**REQUIRED ACTION:**
Please write the listing below out again exactly, leaving every picture behind.

**RECORD EXCERPTS:**

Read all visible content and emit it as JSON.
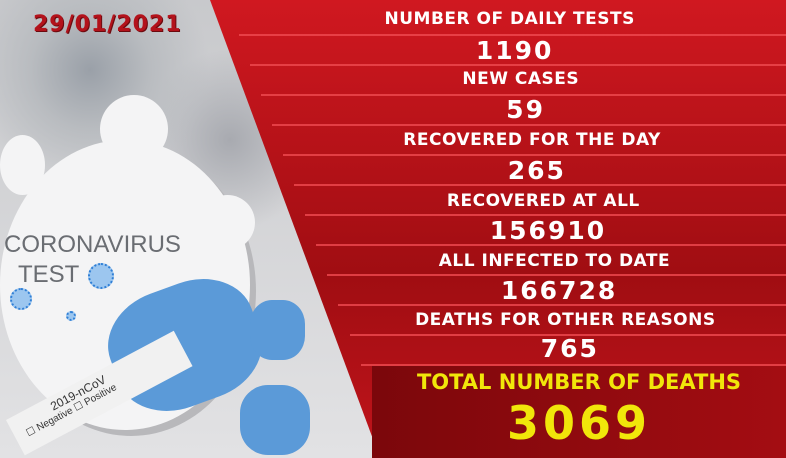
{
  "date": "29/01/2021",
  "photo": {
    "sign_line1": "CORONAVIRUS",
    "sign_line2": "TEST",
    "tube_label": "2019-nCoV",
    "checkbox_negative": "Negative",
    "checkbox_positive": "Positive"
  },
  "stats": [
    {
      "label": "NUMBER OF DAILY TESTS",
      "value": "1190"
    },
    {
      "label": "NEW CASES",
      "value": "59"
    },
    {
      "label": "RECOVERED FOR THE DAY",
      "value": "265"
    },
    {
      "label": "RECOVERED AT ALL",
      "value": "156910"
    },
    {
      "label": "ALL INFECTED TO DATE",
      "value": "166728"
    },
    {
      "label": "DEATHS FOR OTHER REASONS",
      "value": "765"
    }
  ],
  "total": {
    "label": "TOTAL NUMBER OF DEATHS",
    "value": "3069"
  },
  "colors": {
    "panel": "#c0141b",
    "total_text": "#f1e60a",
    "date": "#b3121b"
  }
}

**ANSWER SECTION:**
Read all visible content and emit it as JSON.
{
  "date": "29/01/2021",
  "photo": {
    "sign_line1": "CORONAVIRUS",
    "sign_line2": "TEST",
    "tube_label": "2019-nCoV",
    "checkbox_negative": "Negative",
    "checkbox_positive": "Positive"
  },
  "stats": [
    {
      "label": "NUMBER OF DAILY TESTS",
      "value": "1190"
    },
    {
      "label": "NEW CASES",
      "value": "59"
    },
    {
      "label": "RECOVERED FOR THE DAY",
      "value": "265"
    },
    {
      "label": "RECOVERED AT ALL",
      "value": "156910"
    },
    {
      "label": "ALL INFECTED TO DATE",
      "value": "166728"
    },
    {
      "label": "DEATHS FOR OTHER REASONS",
      "value": "765"
    }
  ],
  "total": {
    "label": "TOTAL NUMBER OF DEATHS",
    "value": "3069"
  },
  "colors": {
    "panel": "#c0141b",
    "total_text": "#f1e60a",
    "date": "#b3121b"
  }
}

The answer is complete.